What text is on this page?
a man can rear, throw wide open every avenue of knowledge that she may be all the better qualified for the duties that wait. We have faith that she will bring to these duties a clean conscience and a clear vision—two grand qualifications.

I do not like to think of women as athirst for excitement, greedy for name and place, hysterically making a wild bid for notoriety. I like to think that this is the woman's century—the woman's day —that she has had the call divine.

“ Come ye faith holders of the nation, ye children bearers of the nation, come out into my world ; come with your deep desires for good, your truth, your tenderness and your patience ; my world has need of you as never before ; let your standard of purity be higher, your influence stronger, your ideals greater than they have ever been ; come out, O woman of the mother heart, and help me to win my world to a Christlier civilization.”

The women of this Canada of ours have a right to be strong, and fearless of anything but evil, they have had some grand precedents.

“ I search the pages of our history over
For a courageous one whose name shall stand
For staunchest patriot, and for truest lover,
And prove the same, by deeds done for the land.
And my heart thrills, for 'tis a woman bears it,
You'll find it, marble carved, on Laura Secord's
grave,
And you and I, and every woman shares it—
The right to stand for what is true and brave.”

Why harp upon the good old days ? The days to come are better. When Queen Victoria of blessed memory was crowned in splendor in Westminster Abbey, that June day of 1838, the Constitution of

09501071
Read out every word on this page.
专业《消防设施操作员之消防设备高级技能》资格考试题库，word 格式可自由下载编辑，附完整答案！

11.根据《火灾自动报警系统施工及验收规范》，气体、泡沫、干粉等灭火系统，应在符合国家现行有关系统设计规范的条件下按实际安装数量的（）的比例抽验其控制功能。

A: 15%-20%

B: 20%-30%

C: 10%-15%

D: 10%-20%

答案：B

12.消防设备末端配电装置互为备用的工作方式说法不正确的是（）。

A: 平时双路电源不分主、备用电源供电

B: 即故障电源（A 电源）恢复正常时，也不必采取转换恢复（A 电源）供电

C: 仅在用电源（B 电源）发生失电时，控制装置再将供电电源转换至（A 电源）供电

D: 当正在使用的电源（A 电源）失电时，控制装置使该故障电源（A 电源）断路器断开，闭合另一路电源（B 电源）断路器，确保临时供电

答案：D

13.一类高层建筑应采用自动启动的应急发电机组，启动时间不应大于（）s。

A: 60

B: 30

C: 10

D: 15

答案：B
---
Requirements
From the listing above, reproduce all the lines exactly.

Reply to the task
What text is on this page?
a man can rear, throw wide open every avenue of knowledge that she may be all the better qualified for the duties that wait. We have faith that she will bring to these duties a clean conscience and a clear vision—two grand qualifications.

I do not like to think of women as athirst for excitement, greedy for name and place, hysterically making a wild bid for notoriety. I like to think that this is the woman's century—the woman's day —that she has had the call divine.

“ Come ye faith holders of the nation, ye children bearers of the nation, come out into my world ; come with your deep desires for good, your truth, your tenderness and your patience ; my world has need of you as never before ; let your standard of purity be higher, your influence stronger, your ideals greater than they have ever been ; come out, O woman of the mother heart, and help me to win my world to a Christlier civilization.”

The women of this Canada of ours have a right to be strong, and fearless of anything but evil, they have had some grand precedents.

“ I search the pages of our history over
For a courageous one whose name shall stand
For staunchest patriot, and for truest lover,
And prove the same, by deeds done for the land.
And my heart thrills, for 'tis a woman bears it,
You'll find it, marble carved, on Laura Secord's
grave,
And you and I, and every woman shares it—
The right to stand for what is true and brave.”

Why harp upon the good old days ? The days to come are better. When Queen Victoria of blessed memory was crowned in splendor in Westminster Abbey, that June day of 1838, the Constitution of

09501071
Read out every word on this page.
专业《消防设施操作员之消防设备高级技能》资格考试题库，word 格式可自由下载编辑，附完整答案！

11.根据《火灾自动报警系统施工及验收规范》，气体、泡沫、干粉等灭火系统，应在符合国家现行有关系统设计规范的条件下按实际安装数量的（）的比例抽验其控制功能。

A: 15%-20%

B: 20%-30%

C: 10%-15%

D: 10%-20%

答案：B

12.消防设备末端配电装置互为备用的工作方式说法不正确的是（）。

A: 平时双路电源不分主、备用电源供电

B: 即故障电源（A 电源）恢复正常时，也不必采取转换恢复（A 电源）供电

C: 仅在用电源（B 电源）发生失电时，控制装置再将供电电源转换至（A 电源）供电

D: 当正在使用的电源（A 电源）失电时，控制装置使该故障电源（A 电源）断路器断开，闭合另一路电源（B 电源）断路器，确保临时供电

答案：D

13.一类高层建筑应采用自动启动的应急发电机组，启动时间不应大于（）s。

A: 60

B: 30

C: 10

D: 15

答案：B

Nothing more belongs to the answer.